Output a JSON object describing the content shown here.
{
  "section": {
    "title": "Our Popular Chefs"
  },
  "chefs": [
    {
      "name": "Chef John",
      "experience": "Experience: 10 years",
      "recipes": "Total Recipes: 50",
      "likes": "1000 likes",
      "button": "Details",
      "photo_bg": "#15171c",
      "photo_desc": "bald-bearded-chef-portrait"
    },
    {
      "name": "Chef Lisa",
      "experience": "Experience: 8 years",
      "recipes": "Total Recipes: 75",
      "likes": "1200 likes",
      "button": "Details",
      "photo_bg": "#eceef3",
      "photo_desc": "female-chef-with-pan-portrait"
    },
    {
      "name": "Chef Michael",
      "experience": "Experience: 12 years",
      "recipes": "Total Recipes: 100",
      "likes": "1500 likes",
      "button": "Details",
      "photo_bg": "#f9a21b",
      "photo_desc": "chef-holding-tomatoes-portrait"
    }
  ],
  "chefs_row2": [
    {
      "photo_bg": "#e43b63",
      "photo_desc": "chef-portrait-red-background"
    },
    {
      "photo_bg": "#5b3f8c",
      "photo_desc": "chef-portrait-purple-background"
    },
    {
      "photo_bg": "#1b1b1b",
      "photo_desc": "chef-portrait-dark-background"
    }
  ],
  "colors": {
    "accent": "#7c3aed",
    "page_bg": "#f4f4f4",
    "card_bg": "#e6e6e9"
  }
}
----
**WORK REQUIRED:** Reproduce the entries above in full by retyping them exactly.

**RESPONSE:**
Output a JSON object describing the content shown here.
{
  "section": {
    "title": "Our Popular Chefs"
  },
  "chefs": [
    {
      "name": "Chef John",
      "experience": "Experience: 10 years",
      "recipes": "Total Recipes: 50",
      "likes": "1000 likes",
      "button": "Details",
      "photo_bg": "#15171c",
      "photo_desc": "bald-bearded-chef-portrait"
    },
    {
      "name": "Chef Lisa",
      "experience": "Experience: 8 years",
      "recipes": "Total Recipes: 75",
      "likes": "1200 likes",
      "button": "Details",
      "photo_bg": "#eceef3",
      "photo_desc": "female-chef-with-pan-portrait"
    },
    {
      "name": "Chef Michael",
      "experience": "Experience: 12 years",
      "recipes": "Total Recipes: 100",
      "likes": "1500 likes",
      "button": "Details",
      "photo_bg": "#f9a21b",
      "photo_desc": "chef-holding-tomatoes-portrait"
    }
  ],
  "chefs_row2": [
    {
      "photo_bg": "#e43b63",
      "photo_desc": "chef-portrait-red-background"
    },
    {
      "photo_bg": "#5b3f8c",
      "photo_desc": "chef-portrait-purple-background"
    },
    {
      "photo_bg": "#1b1b1b",
      "photo_desc": "chef-portrait-dark-background"
    }
  ],
  "colors": {
    "accent": "#7c3aed",
    "page_bg": "#f4f4f4",
    "card_bg": "#e6e6e9"
  }
}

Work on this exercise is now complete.